▶ WORK INSTRUCTION
Copy all records exactly, excluding images.

---+---

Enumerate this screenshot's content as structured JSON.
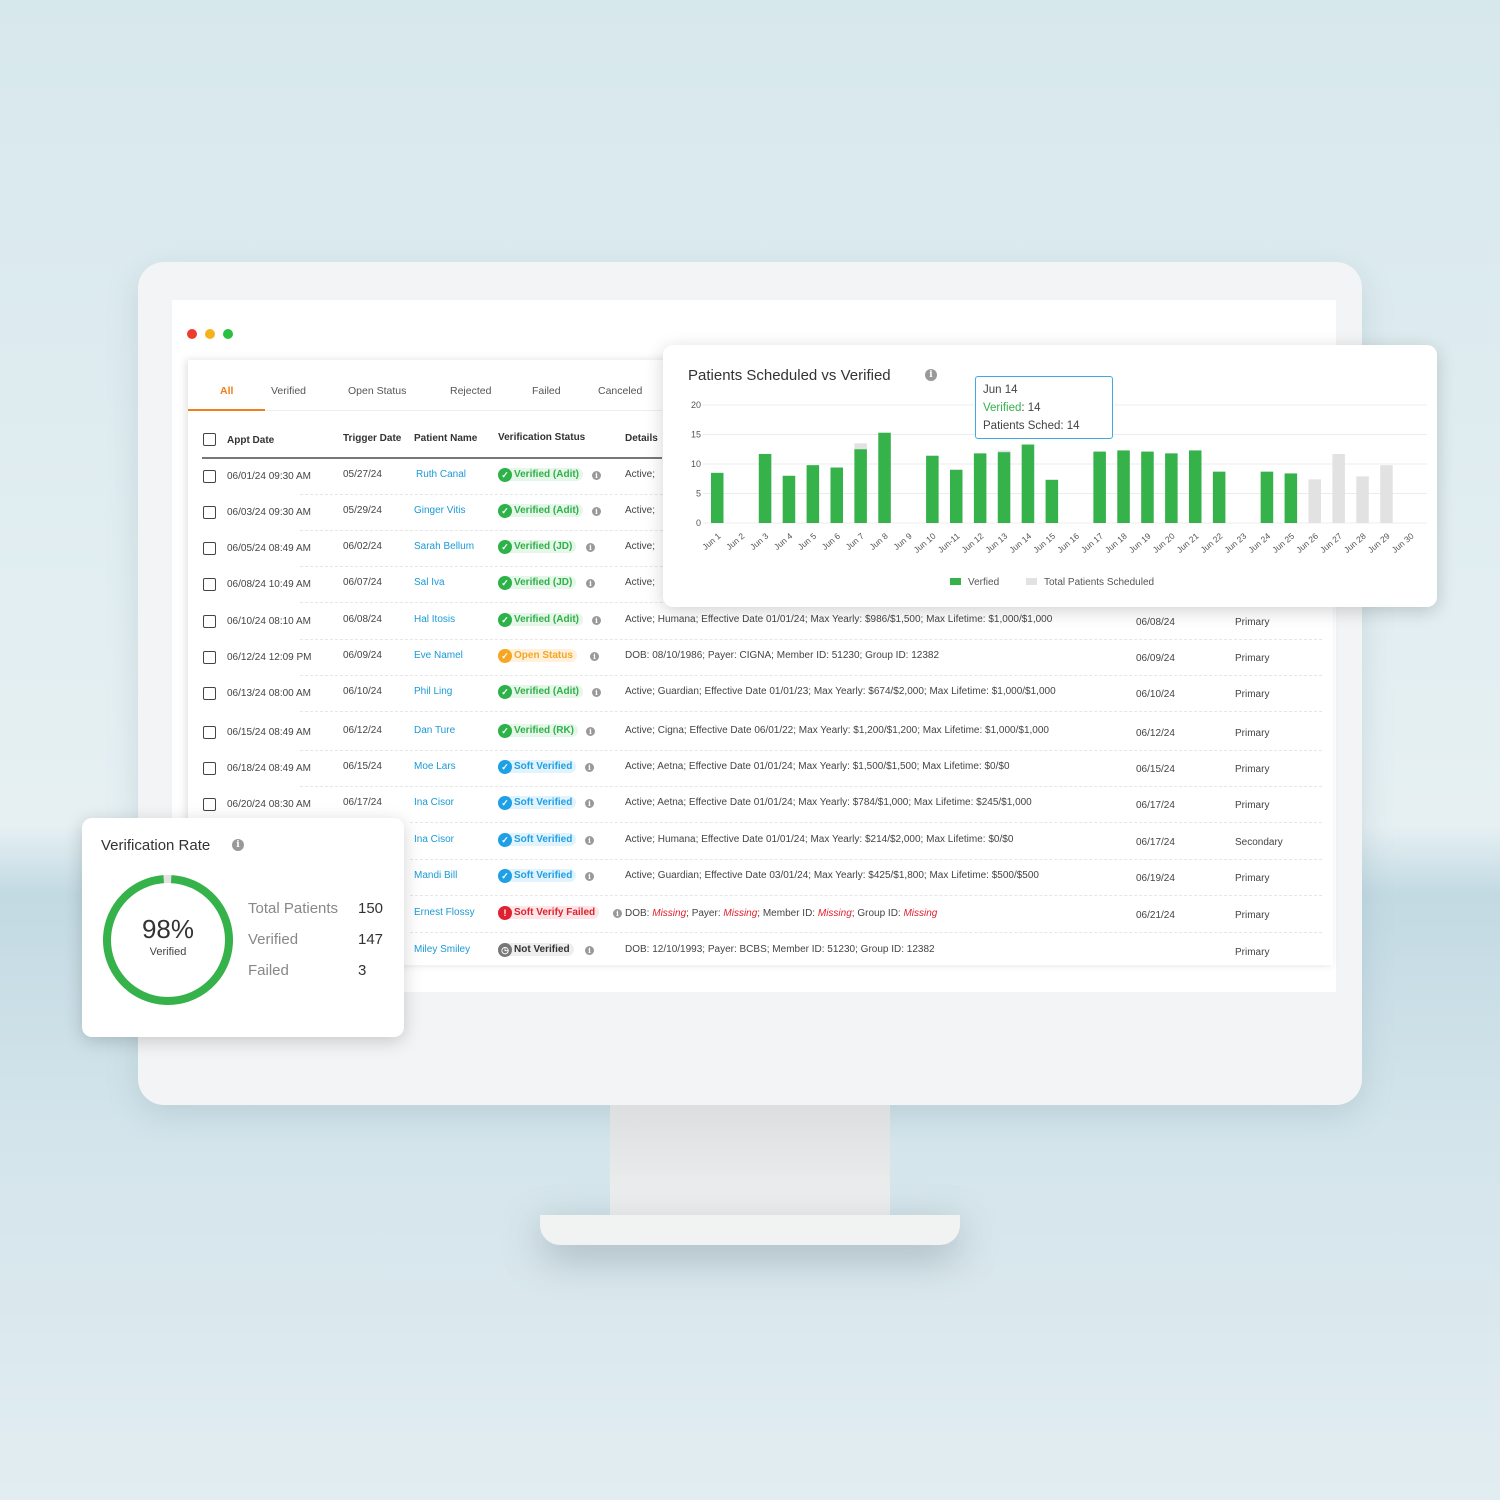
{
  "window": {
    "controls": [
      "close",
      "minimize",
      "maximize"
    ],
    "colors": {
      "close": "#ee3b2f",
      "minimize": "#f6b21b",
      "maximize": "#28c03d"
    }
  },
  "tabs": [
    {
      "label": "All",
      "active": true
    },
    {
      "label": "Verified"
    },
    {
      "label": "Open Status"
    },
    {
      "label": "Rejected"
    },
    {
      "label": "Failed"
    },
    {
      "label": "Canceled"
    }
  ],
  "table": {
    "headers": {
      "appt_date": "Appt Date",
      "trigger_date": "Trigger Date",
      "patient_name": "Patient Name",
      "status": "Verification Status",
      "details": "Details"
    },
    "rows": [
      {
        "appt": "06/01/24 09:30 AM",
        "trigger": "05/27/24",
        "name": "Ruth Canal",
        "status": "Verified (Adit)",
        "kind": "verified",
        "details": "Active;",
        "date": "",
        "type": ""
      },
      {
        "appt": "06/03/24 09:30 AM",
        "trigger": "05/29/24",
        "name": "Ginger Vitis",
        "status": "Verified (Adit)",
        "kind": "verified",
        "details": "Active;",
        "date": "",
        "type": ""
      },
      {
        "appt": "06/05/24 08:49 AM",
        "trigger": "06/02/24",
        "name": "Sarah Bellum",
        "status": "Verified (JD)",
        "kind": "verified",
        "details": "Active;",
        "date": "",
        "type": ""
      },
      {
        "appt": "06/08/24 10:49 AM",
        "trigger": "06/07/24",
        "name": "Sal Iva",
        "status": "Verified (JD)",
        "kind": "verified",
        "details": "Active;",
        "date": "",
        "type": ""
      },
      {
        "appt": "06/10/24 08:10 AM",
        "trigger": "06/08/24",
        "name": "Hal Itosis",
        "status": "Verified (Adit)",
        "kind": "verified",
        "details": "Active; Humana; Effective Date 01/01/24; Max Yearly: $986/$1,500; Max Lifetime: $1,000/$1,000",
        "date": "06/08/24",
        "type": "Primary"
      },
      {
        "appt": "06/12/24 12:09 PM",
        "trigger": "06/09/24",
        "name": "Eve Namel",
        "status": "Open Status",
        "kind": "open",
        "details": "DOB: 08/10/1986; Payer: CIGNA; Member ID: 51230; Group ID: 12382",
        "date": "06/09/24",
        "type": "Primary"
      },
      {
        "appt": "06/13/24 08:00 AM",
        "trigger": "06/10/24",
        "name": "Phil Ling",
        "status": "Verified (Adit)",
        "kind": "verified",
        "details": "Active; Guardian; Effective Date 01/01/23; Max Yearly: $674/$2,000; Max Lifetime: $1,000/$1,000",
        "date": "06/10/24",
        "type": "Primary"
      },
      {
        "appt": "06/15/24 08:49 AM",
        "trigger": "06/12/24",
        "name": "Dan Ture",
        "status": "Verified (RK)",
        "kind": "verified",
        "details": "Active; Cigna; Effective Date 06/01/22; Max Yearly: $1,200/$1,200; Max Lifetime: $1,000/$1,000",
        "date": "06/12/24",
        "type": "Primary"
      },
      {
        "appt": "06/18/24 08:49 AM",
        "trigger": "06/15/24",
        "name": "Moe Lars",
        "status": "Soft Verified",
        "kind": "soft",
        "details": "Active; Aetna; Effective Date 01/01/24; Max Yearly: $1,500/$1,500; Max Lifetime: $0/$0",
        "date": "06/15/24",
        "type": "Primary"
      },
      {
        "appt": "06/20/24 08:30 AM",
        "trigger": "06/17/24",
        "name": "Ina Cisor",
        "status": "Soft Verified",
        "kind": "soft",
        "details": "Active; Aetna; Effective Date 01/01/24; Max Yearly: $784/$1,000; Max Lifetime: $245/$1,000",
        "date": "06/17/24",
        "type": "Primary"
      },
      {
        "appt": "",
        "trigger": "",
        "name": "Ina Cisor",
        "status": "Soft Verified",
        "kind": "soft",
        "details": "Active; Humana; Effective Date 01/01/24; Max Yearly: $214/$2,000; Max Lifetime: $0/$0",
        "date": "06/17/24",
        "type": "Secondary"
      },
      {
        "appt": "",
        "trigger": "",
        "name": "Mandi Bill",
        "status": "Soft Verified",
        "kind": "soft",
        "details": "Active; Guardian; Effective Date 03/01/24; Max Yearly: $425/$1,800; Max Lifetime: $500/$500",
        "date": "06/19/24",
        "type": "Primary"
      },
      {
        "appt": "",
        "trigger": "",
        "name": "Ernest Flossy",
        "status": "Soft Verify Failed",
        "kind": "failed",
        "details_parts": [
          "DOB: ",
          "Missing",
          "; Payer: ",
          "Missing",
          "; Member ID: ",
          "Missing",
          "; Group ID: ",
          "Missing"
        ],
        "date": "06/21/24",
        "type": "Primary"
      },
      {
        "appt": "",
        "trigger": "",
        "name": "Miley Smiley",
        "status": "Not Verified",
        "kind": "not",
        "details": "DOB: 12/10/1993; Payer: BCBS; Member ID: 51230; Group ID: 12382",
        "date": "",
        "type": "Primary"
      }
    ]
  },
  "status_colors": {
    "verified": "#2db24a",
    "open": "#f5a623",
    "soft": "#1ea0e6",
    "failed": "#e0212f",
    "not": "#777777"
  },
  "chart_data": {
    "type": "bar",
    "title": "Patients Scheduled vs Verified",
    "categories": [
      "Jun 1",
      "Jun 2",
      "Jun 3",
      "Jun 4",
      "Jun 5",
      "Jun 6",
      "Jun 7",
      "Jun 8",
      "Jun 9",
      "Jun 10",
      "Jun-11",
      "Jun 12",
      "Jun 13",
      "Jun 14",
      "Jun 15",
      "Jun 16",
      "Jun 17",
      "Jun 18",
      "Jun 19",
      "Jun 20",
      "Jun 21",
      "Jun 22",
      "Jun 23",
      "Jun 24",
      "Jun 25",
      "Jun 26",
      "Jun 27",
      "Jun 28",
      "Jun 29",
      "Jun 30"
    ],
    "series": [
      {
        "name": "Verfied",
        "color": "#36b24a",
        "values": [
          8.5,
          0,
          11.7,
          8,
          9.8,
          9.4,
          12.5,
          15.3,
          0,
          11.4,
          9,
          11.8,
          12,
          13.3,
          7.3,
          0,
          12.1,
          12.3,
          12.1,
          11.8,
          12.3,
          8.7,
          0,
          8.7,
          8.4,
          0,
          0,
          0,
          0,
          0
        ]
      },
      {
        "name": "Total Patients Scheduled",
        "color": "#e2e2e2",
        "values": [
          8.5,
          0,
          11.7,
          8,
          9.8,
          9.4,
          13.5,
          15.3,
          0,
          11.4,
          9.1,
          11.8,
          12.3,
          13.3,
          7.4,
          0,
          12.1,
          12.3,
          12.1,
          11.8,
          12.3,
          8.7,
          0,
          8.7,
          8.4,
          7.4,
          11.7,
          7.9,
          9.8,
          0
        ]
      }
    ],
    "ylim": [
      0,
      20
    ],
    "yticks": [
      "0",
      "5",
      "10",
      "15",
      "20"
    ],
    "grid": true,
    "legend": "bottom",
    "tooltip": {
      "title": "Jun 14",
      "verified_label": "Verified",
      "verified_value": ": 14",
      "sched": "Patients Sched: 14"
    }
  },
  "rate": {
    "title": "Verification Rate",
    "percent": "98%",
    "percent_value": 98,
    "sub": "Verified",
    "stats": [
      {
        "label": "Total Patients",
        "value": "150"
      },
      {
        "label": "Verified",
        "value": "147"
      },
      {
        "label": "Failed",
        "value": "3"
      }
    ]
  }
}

---+---

▶ SOLUTION FOR THIS PROBLEM
Enumerate this screenshot's content as structured JSON.
{
  "window": {
    "controls": [
      "close",
      "minimize",
      "maximize"
    ],
    "colors": {
      "close": "#ee3b2f",
      "minimize": "#f6b21b",
      "maximize": "#28c03d"
    }
  },
  "tabs": [
    {
      "label": "All",
      "active": true
    },
    {
      "label": "Verified"
    },
    {
      "label": "Open Status"
    },
    {
      "label": "Rejected"
    },
    {
      "label": "Failed"
    },
    {
      "label": "Canceled"
    }
  ],
  "table": {
    "headers": {
      "appt_date": "Appt Date",
      "trigger_date": "Trigger Date",
      "patient_name": "Patient Name",
      "status": "Verification Status",
      "details": "Details"
    },
    "rows": [
      {
        "appt": "06/01/24 09:30 AM",
        "trigger": "05/27/24",
        "name": "Ruth Canal",
        "status": "Verified (Adit)",
        "kind": "verified",
        "details": "Active;",
        "date": "",
        "type": ""
      },
      {
        "appt": "06/03/24 09:30 AM",
        "trigger": "05/29/24",
        "name": "Ginger Vitis",
        "status": "Verified (Adit)",
        "kind": "verified",
        "details": "Active;",
        "date": "",
        "type": ""
      },
      {
        "appt": "06/05/24 08:49 AM",
        "trigger": "06/02/24",
        "name": "Sarah Bellum",
        "status": "Verified (JD)",
        "kind": "verified",
        "details": "Active;",
        "date": "",
        "type": ""
      },
      {
        "appt": "06/08/24 10:49 AM",
        "trigger": "06/07/24",
        "name": "Sal Iva",
        "status": "Verified (JD)",
        "kind": "verified",
        "details": "Active;",
        "date": "",
        "type": ""
      },
      {
        "appt": "06/10/24 08:10 AM",
        "trigger": "06/08/24",
        "name": "Hal Itosis",
        "status": "Verified (Adit)",
        "kind": "verified",
        "details": "Active; Humana; Effective Date 01/01/24; Max Yearly: $986/$1,500; Max Lifetime: $1,000/$1,000",
        "date": "06/08/24",
        "type": "Primary"
      },
      {
        "appt": "06/12/24 12:09 PM",
        "trigger": "06/09/24",
        "name": "Eve Namel",
        "status": "Open Status",
        "kind": "open",
        "details": "DOB: 08/10/1986; Payer: CIGNA; Member ID: 51230; Group ID: 12382",
        "date": "06/09/24",
        "type": "Primary"
      },
      {
        "appt": "06/13/24 08:00 AM",
        "trigger": "06/10/24",
        "name": "Phil Ling",
        "status": "Verified (Adit)",
        "kind": "verified",
        "details": "Active; Guardian; Effective Date 01/01/23; Max Yearly: $674/$2,000; Max Lifetime: $1,000/$1,000",
        "date": "06/10/24",
        "type": "Primary"
      },
      {
        "appt": "06/15/24 08:49 AM",
        "trigger": "06/12/24",
        "name": "Dan Ture",
        "status": "Verified (RK)",
        "kind": "verified",
        "details": "Active; Cigna; Effective Date 06/01/22; Max Yearly: $1,200/$1,200; Max Lifetime: $1,000/$1,000",
        "date": "06/12/24",
        "type": "Primary"
      },
      {
        "appt": "06/18/24 08:49 AM",
        "trigger": "06/15/24",
        "name": "Moe Lars",
        "status": "Soft Verified",
        "kind": "soft",
        "details": "Active; Aetna; Effective Date 01/01/24; Max Yearly: $1,500/$1,500; Max Lifetime: $0/$0",
        "date": "06/15/24",
        "type": "Primary"
      },
      {
        "appt": "06/20/24 08:30 AM",
        "trigger": "06/17/24",
        "name": "Ina Cisor",
        "status": "Soft Verified",
        "kind": "soft",
        "details": "Active; Aetna; Effective Date 01/01/24; Max Yearly: $784/$1,000; Max Lifetime: $245/$1,000",
        "date": "06/17/24",
        "type": "Primary"
      },
      {
        "appt": "",
        "trigger": "",
        "name": "Ina Cisor",
        "status": "Soft Verified",
        "kind": "soft",
        "details": "Active; Humana; Effective Date 01/01/24; Max Yearly: $214/$2,000; Max Lifetime: $0/$0",
        "date": "06/17/24",
        "type": "Secondary"
      },
      {
        "appt": "",
        "trigger": "",
        "name": "Mandi Bill",
        "status": "Soft Verified",
        "kind": "soft",
        "details": "Active; Guardian; Effective Date 03/01/24; Max Yearly: $425/$1,800; Max Lifetime: $500/$500",
        "date": "06/19/24",
        "type": "Primary"
      },
      {
        "appt": "",
        "trigger": "",
        "name": "Ernest Flossy",
        "status": "Soft Verify Failed",
        "kind": "failed",
        "details_parts": [
          "DOB: ",
          "Missing",
          "; Payer: ",
          "Missing",
          "; Member ID: ",
          "Missing",
          "; Group ID: ",
          "Missing"
        ],
        "date": "06/21/24",
        "type": "Primary"
      },
      {
        "appt": "",
        "trigger": "",
        "name": "Miley Smiley",
        "status": "Not Verified",
        "kind": "not",
        "details": "DOB: 12/10/1993; Payer: BCBS; Member ID: 51230; Group ID: 12382",
        "date": "",
        "type": "Primary"
      }
    ]
  },
  "status_colors": {
    "verified": "#2db24a",
    "open": "#f5a623",
    "soft": "#1ea0e6",
    "failed": "#e0212f",
    "not": "#777777"
  },
  "chart_data": {
    "type": "bar",
    "title": "Patients Scheduled vs Verified",
    "categories": [
      "Jun 1",
      "Jun 2",
      "Jun 3",
      "Jun 4",
      "Jun 5",
      "Jun 6",
      "Jun 7",
      "Jun 8",
      "Jun 9",
      "Jun 10",
      "Jun-11",
      "Jun 12",
      "Jun 13",
      "Jun 14",
      "Jun 15",
      "Jun 16",
      "Jun 17",
      "Jun 18",
      "Jun 19",
      "Jun 20",
      "Jun 21",
      "Jun 22",
      "Jun 23",
      "Jun 24",
      "Jun 25",
      "Jun 26",
      "Jun 27",
      "Jun 28",
      "Jun 29",
      "Jun 30"
    ],
    "series": [
      {
        "name": "Verfied",
        "color": "#36b24a",
        "values": [
          8.5,
          0,
          11.7,
          8,
          9.8,
          9.4,
          12.5,
          15.3,
          0,
          11.4,
          9,
          11.8,
          12,
          13.3,
          7.3,
          0,
          12.1,
          12.3,
          12.1,
          11.8,
          12.3,
          8.7,
          0,
          8.7,
          8.4,
          0,
          0,
          0,
          0,
          0
        ]
      },
      {
        "name": "Total Patients Scheduled",
        "color": "#e2e2e2",
        "values": [
          8.5,
          0,
          11.7,
          8,
          9.8,
          9.4,
          13.5,
          15.3,
          0,
          11.4,
          9.1,
          11.8,
          12.3,
          13.3,
          7.4,
          0,
          12.1,
          12.3,
          12.1,
          11.8,
          12.3,
          8.7,
          0,
          8.7,
          8.4,
          7.4,
          11.7,
          7.9,
          9.8,
          0
        ]
      }
    ],
    "ylim": [
      0,
      20
    ],
    "yticks": [
      "0",
      "5",
      "10",
      "15",
      "20"
    ],
    "grid": true,
    "legend": "bottom",
    "tooltip": {
      "title": "Jun 14",
      "verified_label": "Verified",
      "verified_value": ": 14",
      "sched": "Patients Sched: 14"
    }
  },
  "rate": {
    "title": "Verification Rate",
    "percent": "98%",
    "percent_value": 98,
    "sub": "Verified",
    "stats": [
      {
        "label": "Total Patients",
        "value": "150"
      },
      {
        "label": "Verified",
        "value": "147"
      },
      {
        "label": "Failed",
        "value": "3"
      }
    ]
  }
}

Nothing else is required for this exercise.